> Objective:
Write out the data below exactly as given, without any of its pictures.

#### Provided information ####

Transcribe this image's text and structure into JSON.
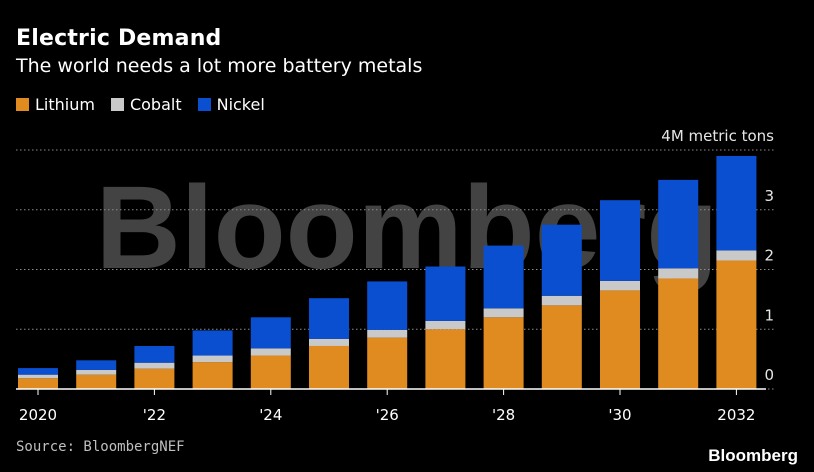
{
  "header": {
    "title": "Electric Demand",
    "subtitle": "The world needs a lot more battery metals"
  },
  "legend": [
    {
      "label": "Lithium",
      "color": "#e08b20"
    },
    {
      "label": "Cobalt",
      "color": "#c9c9c9"
    },
    {
      "label": "Nickel",
      "color": "#0a4fd0"
    }
  ],
  "footer": {
    "source": "Source: BloombergNEF",
    "brand": "Bloomberg"
  },
  "watermark": "Bloomberg",
  "chart_data": {
    "type": "bar",
    "stacked": true,
    "categories": [
      "2020",
      "2021",
      "2022",
      "2023",
      "2024",
      "2025",
      "2026",
      "2027",
      "2028",
      "2029",
      "2030",
      "2031",
      "2032"
    ],
    "x_tick_labels": [
      {
        "index": 0,
        "label": "2020"
      },
      {
        "index": 2,
        "label": "'22"
      },
      {
        "index": 4,
        "label": "'24"
      },
      {
        "index": 6,
        "label": "'26"
      },
      {
        "index": 8,
        "label": "'28"
      },
      {
        "index": 10,
        "label": "'30"
      },
      {
        "index": 12,
        "label": "2032"
      }
    ],
    "series": [
      {
        "name": "Lithium",
        "color": "#e08b20",
        "values": [
          0.18,
          0.24,
          0.34,
          0.45,
          0.56,
          0.72,
          0.86,
          1.0,
          1.2,
          1.4,
          1.65,
          1.85,
          2.15
        ]
      },
      {
        "name": "Cobalt",
        "color": "#c9c9c9",
        "values": [
          0.06,
          0.08,
          0.1,
          0.11,
          0.12,
          0.12,
          0.13,
          0.14,
          0.15,
          0.16,
          0.16,
          0.17,
          0.17
        ]
      },
      {
        "name": "Nickel",
        "color": "#0a4fd0",
        "values": [
          0.11,
          0.16,
          0.28,
          0.42,
          0.52,
          0.68,
          0.81,
          0.91,
          1.05,
          1.19,
          1.35,
          1.48,
          1.58
        ]
      }
    ],
    "y_ticks": [
      {
        "value": 0,
        "label": "0"
      },
      {
        "value": 1,
        "label": "1"
      },
      {
        "value": 2,
        "label": "2"
      },
      {
        "value": 3,
        "label": "3"
      },
      {
        "value": 4,
        "label": "4M metric tons"
      }
    ],
    "ylim": [
      0,
      4
    ],
    "grid": "dotted horizontal",
    "xlabel": "",
    "ylabel": ""
  }
}
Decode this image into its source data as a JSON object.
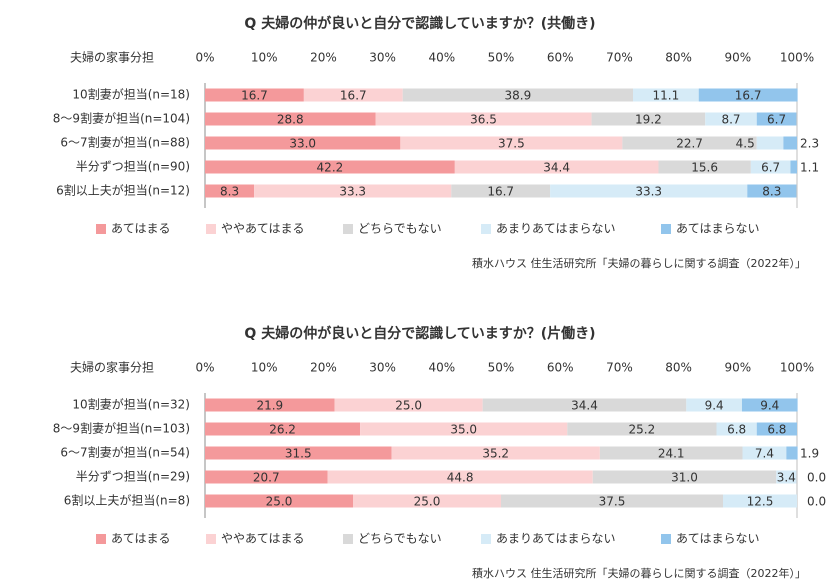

####

> Response for this exercise:
Transcribe this image's text and structure into JSON.
{
  "header": {
    "title": "Electric Demand",
    "subtitle": "The world needs a lot more battery metals"
  },
  "legend": [
    {
      "label": "Lithium",
      "color": "#e08b20"
    },
    {
      "label": "Cobalt",
      "color": "#c9c9c9"
    },
    {
      "label": "Nickel",
      "color": "#0a4fd0"
    }
  ],
  "footer": {
    "source": "Source: BloombergNEF",
    "brand": "Bloomberg"
  },
  "watermark": "Bloomberg",
  "chart_data": {
    "type": "bar",
    "stacked": true,
    "categories": [
      "2020",
      "2021",
      "2022",
      "2023",
      "2024",
      "2025",
      "2026",
      "2027",
      "2028",
      "2029",
      "2030",
      "2031",
      "2032"
    ],
    "x_tick_labels": [
      {
        "index": 0,
        "label": "2020"
      },
      {
        "index": 2,
        "label": "'22"
      },
      {
        "index": 4,
        "label": "'24"
      },
      {
        "index": 6,
        "label": "'26"
      },
      {
        "index": 8,
        "label": "'28"
      },
      {
        "index": 10,
        "label": "'30"
      },
      {
        "index": 12,
        "label": "2032"
      }
    ],
    "series": [
      {
        "name": "Lithium",
        "color": "#e08b20",
        "values": [
          0.18,
          0.24,
          0.34,
          0.45,
          0.56,
          0.72,
          0.86,
          1.0,
          1.2,
          1.4,
          1.65,
          1.85,
          2.15
        ]
      },
      {
        "name": "Cobalt",
        "color": "#c9c9c9",
        "values": [
          0.06,
          0.08,
          0.1,
          0.11,
          0.12,
          0.12,
          0.13,
          0.14,
          0.15,
          0.16,
          0.16,
          0.17,
          0.17
        ]
      },
      {
        "name": "Nickel",
        "color": "#0a4fd0",
        "values": [
          0.11,
          0.16,
          0.28,
          0.42,
          0.52,
          0.68,
          0.81,
          0.91,
          1.05,
          1.19,
          1.35,
          1.48,
          1.58
        ]
      }
    ],
    "y_ticks": [
      {
        "value": 0,
        "label": "0"
      },
      {
        "value": 1,
        "label": "1"
      },
      {
        "value": 2,
        "label": "2"
      },
      {
        "value": 3,
        "label": "3"
      },
      {
        "value": 4,
        "label": "4M metric tons"
      }
    ],
    "ylim": [
      0,
      4
    ],
    "grid": "dotted horizontal",
    "xlabel": "",
    "ylabel": ""
  }
}
Decode this image into its source data as a JSON object.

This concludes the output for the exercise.